## Start DATA SUPPLIED

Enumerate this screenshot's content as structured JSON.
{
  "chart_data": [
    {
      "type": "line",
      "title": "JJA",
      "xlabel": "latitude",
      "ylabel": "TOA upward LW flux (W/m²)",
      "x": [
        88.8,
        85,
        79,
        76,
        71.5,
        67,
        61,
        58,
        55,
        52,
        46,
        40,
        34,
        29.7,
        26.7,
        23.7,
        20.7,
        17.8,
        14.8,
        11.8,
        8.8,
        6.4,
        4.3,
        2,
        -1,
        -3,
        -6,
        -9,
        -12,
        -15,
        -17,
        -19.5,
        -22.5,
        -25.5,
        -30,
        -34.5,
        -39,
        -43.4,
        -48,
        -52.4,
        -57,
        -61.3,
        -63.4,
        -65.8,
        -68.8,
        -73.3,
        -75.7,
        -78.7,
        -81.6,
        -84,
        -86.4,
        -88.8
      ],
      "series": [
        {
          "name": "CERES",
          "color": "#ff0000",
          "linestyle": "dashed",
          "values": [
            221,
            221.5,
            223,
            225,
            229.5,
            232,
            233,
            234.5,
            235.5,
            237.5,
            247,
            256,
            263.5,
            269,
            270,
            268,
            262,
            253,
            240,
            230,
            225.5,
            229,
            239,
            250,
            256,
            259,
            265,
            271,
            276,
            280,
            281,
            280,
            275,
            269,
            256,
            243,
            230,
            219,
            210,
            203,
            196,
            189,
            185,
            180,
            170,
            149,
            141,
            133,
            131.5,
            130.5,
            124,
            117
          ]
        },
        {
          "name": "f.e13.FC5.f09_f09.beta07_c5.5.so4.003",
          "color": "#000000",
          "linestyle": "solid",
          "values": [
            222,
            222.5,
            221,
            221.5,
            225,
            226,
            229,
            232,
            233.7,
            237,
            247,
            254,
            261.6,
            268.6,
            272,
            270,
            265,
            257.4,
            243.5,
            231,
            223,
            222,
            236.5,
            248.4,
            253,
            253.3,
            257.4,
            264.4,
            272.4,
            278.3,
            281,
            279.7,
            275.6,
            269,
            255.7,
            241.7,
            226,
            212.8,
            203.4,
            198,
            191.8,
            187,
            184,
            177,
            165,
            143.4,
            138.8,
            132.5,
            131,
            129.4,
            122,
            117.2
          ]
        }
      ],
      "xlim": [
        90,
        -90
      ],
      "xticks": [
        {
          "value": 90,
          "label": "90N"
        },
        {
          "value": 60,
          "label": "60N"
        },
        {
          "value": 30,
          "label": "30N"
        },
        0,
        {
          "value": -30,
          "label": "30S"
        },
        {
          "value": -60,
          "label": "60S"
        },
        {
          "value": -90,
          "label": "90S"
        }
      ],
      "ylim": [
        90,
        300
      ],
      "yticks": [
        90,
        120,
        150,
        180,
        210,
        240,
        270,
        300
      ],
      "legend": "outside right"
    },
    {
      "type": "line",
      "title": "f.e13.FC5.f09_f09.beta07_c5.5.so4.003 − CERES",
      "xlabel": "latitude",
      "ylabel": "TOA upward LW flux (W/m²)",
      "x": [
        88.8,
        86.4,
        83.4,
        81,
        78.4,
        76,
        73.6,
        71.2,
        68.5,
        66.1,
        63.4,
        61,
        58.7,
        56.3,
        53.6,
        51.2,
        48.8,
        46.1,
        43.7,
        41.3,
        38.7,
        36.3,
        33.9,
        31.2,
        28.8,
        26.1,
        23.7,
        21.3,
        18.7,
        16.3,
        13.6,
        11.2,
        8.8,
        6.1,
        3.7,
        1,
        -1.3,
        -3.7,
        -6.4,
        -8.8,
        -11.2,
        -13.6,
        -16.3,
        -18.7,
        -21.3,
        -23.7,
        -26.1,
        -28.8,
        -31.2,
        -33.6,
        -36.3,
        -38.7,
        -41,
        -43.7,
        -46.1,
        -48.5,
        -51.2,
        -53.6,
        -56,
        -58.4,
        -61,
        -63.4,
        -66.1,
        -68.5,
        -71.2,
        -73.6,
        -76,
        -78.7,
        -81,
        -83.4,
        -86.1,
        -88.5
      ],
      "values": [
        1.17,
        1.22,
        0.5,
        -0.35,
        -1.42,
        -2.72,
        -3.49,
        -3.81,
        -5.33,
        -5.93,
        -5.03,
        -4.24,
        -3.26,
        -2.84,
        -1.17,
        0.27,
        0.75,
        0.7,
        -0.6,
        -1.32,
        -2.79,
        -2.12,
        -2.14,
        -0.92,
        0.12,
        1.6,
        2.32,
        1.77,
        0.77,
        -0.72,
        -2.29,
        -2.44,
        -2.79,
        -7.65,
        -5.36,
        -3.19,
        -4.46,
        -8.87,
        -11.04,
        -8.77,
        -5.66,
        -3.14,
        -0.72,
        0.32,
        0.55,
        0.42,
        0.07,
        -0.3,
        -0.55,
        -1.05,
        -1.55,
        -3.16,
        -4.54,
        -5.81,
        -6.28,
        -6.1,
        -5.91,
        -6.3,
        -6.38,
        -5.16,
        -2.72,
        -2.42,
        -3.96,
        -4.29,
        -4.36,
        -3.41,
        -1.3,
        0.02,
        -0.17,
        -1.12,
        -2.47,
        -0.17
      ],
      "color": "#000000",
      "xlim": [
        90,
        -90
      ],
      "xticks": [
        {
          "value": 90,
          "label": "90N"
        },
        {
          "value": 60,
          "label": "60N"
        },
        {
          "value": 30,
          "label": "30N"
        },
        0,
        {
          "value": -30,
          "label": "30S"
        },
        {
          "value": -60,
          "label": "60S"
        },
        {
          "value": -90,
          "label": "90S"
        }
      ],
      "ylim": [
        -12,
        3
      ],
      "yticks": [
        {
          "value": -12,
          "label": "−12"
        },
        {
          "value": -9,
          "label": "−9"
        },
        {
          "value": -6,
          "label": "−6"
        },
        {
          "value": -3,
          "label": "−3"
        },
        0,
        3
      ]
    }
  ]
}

## End DATA SUPPLIED

WORK INSTRUCTIONS:
Copy out every line of the listing that includes the string "CERES".

COMPLETED EXERCISE:
          "name": "CERES",
      "title": "f.e13.FC5.f09_f09.beta07_c5.5.so4.003 − CERES",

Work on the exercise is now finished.